_Records shown_.
........

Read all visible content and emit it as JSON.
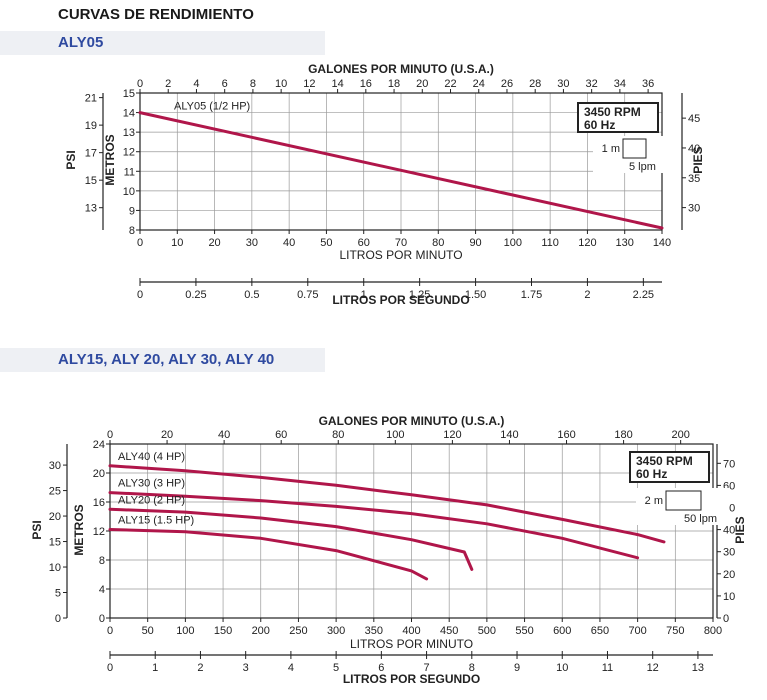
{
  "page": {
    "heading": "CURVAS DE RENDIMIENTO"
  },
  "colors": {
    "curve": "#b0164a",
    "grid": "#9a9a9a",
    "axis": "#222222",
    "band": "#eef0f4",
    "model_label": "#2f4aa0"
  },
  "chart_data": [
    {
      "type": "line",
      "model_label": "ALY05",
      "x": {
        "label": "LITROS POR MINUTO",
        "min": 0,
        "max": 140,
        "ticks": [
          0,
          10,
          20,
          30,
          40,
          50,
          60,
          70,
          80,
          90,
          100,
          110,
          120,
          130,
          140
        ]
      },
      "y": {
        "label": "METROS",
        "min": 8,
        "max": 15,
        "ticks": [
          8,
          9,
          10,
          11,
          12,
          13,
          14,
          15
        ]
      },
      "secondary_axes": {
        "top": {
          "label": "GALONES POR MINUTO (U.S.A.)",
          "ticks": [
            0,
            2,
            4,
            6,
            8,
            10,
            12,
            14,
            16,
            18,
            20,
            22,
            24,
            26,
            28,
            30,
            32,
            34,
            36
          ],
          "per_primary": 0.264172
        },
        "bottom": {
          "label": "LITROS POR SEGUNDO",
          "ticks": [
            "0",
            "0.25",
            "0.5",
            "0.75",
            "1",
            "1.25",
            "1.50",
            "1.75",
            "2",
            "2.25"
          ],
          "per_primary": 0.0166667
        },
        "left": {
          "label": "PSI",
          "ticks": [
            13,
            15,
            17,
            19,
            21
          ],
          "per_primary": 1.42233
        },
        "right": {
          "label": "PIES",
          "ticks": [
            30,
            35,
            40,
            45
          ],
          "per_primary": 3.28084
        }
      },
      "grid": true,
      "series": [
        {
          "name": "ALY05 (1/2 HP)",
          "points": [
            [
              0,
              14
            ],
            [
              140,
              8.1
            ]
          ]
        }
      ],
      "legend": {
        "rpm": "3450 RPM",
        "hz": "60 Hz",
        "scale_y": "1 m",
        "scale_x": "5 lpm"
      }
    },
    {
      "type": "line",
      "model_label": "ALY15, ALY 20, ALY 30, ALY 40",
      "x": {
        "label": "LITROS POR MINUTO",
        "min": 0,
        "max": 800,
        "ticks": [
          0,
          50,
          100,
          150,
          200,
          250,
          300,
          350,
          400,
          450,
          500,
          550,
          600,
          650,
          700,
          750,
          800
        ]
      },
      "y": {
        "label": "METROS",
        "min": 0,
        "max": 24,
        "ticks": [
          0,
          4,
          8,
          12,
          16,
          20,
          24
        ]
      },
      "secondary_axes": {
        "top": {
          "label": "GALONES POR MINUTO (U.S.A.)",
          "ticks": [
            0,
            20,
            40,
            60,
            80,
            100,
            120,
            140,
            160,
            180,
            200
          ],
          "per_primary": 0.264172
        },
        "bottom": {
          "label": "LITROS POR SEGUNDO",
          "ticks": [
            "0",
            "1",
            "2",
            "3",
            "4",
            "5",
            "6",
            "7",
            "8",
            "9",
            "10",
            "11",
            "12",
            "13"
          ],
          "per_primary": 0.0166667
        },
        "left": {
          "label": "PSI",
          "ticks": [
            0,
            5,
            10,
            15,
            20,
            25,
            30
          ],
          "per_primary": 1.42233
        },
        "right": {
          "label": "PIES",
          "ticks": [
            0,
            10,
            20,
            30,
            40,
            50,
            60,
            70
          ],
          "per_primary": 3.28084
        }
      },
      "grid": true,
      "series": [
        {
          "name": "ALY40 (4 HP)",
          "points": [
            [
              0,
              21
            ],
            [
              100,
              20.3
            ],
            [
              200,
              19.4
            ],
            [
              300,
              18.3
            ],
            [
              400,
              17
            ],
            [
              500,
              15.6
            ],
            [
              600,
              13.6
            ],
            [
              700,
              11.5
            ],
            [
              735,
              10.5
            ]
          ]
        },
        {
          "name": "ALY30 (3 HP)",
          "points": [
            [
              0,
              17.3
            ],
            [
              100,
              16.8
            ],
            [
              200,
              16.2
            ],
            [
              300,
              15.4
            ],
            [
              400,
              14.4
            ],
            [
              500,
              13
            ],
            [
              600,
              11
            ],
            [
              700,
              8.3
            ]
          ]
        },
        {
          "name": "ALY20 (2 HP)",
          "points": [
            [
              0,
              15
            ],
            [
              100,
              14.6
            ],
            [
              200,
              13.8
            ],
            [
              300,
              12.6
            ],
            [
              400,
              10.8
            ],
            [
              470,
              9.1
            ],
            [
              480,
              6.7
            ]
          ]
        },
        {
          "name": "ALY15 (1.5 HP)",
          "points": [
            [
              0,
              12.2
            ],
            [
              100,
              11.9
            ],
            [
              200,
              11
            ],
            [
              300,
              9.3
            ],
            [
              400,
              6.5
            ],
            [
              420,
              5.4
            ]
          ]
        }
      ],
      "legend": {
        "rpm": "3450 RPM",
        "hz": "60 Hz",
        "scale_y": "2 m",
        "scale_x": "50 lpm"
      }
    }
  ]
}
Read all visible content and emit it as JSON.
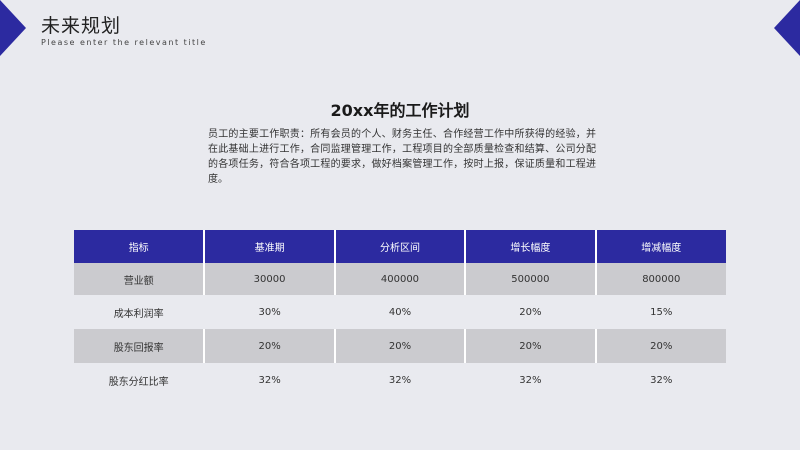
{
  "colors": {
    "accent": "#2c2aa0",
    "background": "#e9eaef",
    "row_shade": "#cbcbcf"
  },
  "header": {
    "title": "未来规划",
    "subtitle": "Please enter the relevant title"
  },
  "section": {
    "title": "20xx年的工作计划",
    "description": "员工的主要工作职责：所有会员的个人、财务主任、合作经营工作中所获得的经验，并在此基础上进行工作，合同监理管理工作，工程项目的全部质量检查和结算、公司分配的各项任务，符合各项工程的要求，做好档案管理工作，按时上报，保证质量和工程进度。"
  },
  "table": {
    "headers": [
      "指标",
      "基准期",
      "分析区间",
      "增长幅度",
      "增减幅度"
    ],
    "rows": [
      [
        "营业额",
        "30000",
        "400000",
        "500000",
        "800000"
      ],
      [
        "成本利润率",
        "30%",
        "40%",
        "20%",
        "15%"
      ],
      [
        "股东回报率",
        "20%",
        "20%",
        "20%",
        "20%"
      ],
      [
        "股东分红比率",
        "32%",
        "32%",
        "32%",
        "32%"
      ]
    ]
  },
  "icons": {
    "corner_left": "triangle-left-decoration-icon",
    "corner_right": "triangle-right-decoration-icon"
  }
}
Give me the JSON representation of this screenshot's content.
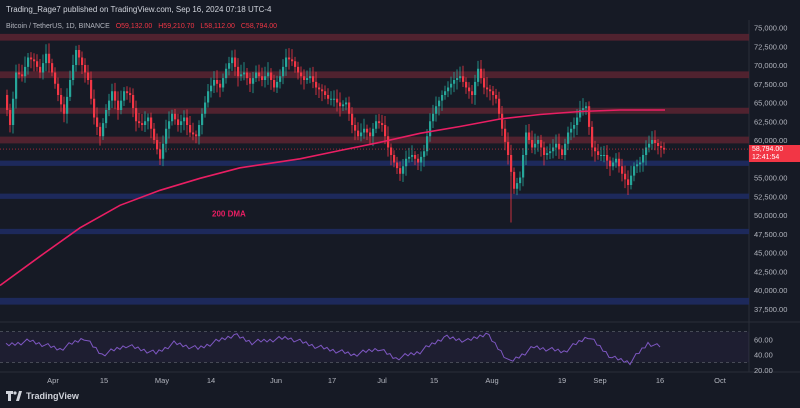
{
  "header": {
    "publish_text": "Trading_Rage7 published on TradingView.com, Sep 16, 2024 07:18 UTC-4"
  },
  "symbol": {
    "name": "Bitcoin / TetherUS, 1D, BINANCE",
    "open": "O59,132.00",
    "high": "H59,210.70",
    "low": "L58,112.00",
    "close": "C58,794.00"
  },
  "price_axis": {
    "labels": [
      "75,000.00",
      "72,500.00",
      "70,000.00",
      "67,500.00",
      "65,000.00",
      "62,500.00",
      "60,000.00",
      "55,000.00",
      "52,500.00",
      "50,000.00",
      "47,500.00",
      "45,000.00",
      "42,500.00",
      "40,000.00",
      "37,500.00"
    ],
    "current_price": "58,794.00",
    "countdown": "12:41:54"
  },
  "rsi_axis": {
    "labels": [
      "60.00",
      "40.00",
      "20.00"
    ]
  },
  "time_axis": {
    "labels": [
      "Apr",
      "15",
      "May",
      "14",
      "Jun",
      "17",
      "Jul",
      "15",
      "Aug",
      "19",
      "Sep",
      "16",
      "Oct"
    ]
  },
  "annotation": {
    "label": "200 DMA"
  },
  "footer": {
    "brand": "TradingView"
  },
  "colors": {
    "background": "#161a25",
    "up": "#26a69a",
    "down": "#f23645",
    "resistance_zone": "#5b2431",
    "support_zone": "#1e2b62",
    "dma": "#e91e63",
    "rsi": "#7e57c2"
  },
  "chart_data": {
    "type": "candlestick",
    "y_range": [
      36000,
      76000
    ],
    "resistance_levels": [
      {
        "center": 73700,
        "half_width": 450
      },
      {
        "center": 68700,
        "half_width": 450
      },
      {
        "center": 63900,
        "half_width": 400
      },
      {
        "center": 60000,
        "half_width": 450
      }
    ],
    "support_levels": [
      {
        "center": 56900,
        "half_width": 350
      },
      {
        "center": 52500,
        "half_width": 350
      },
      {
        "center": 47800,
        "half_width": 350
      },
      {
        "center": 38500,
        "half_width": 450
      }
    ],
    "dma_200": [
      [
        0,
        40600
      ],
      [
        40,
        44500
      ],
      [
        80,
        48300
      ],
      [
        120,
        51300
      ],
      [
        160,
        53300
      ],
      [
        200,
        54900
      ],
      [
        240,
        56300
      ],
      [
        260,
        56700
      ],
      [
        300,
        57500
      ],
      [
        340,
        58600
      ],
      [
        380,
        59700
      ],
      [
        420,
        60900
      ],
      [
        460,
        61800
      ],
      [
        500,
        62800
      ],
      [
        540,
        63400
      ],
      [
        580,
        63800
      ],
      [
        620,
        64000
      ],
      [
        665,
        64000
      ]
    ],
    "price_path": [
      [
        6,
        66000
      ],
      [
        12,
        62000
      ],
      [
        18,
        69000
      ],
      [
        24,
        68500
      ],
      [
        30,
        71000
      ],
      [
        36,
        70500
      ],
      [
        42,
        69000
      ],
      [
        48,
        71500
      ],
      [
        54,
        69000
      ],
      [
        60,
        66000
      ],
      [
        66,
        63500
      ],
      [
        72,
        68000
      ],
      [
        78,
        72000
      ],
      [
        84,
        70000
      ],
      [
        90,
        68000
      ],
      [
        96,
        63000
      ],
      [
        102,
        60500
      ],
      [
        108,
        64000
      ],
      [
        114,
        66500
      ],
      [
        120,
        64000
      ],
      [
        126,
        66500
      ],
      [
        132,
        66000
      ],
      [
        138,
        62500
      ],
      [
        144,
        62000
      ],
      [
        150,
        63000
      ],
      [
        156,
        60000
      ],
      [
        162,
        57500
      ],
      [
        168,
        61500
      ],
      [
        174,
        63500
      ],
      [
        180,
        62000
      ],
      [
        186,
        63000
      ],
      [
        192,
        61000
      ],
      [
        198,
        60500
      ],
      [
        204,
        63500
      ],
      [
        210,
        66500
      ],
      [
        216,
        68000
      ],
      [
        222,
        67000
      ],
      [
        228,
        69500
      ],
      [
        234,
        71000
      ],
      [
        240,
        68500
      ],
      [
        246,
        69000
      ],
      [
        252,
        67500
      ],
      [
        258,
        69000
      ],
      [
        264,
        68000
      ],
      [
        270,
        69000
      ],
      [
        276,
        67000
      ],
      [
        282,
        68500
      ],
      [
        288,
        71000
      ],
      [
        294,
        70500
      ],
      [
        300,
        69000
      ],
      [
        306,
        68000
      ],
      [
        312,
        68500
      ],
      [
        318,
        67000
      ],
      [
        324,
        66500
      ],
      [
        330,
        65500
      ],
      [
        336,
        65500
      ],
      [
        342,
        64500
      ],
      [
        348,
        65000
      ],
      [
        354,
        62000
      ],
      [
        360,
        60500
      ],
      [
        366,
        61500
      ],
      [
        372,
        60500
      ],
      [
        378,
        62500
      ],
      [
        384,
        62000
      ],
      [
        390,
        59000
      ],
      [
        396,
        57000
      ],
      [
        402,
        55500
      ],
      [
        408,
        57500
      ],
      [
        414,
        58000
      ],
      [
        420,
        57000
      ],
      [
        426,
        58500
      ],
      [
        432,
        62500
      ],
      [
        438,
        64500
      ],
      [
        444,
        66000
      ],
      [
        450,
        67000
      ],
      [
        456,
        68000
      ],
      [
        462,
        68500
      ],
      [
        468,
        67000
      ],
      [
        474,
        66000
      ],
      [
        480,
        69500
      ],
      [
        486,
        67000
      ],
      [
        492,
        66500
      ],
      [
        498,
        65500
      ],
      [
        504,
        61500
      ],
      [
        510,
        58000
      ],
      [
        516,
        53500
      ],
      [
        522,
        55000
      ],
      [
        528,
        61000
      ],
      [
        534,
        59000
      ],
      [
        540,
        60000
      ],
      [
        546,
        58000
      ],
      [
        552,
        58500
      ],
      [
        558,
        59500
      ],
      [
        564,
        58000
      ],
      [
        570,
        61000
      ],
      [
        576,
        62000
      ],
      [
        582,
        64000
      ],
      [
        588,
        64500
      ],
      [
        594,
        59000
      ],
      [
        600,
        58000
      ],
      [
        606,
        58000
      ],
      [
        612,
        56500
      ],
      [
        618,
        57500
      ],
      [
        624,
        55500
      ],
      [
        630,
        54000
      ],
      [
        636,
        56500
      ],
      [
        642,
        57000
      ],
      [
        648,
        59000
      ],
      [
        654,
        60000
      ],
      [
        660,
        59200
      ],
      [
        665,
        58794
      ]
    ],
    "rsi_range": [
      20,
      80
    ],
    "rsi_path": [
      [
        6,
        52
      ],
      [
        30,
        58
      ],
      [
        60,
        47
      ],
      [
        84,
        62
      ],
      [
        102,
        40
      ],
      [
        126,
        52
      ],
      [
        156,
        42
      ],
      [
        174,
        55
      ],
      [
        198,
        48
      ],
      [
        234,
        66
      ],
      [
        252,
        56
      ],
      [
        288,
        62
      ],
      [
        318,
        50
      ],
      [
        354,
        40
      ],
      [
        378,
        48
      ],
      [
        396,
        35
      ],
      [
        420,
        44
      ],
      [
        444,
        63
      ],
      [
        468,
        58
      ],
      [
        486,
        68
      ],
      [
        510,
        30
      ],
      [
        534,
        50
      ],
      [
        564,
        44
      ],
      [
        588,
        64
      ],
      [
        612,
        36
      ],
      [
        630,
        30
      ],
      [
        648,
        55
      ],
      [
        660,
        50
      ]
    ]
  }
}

........

_To be done_.
Copy out each line that contains the word "TradingView".

_Task answer_.
    "publish_text": "Trading_Rage7 published on TradingView.com, Sep 16, 2024 07:18 UTC-4"
    "brand": "TradingView"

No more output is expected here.